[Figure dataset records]
▼

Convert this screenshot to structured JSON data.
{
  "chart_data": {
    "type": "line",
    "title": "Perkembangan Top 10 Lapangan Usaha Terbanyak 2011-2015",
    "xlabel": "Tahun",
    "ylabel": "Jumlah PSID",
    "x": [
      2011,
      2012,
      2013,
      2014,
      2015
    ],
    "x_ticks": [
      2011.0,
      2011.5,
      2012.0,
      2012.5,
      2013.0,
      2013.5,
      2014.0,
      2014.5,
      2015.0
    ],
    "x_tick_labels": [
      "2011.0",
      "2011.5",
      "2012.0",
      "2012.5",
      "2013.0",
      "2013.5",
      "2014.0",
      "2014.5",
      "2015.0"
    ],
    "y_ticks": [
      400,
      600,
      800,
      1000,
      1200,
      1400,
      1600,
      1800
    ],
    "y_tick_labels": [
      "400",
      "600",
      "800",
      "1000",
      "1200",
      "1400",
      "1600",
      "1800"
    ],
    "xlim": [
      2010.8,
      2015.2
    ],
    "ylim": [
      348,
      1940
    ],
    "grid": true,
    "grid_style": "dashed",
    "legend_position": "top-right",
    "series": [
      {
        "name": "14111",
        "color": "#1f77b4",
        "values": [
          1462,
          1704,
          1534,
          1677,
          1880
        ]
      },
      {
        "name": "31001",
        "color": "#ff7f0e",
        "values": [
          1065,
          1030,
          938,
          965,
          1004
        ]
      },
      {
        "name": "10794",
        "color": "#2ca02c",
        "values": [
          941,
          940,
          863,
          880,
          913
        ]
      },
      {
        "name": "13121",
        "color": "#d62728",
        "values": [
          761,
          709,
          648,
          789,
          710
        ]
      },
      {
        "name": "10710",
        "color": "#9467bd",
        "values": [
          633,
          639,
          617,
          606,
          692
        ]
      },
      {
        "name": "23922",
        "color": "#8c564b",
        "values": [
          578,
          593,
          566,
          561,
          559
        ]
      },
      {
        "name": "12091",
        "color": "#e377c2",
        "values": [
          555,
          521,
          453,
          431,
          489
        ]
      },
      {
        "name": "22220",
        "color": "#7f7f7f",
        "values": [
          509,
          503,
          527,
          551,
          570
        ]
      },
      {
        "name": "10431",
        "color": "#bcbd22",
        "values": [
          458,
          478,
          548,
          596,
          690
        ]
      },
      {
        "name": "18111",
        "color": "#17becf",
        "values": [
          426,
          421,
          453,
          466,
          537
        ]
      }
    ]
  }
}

▲

*AIM OF THE TASK:*
Wherever a line in the data above holds "name", copy that line.

*ANSWER TO THE TASK:*
        "name": "14111",
        "name": "31001",
        "name": "10794",
        "name": "13121",
        "name": "10710",
        "name": "23922",
        "name": "12091",
        "name": "22220",
        "name": "10431",
        "name": "18111",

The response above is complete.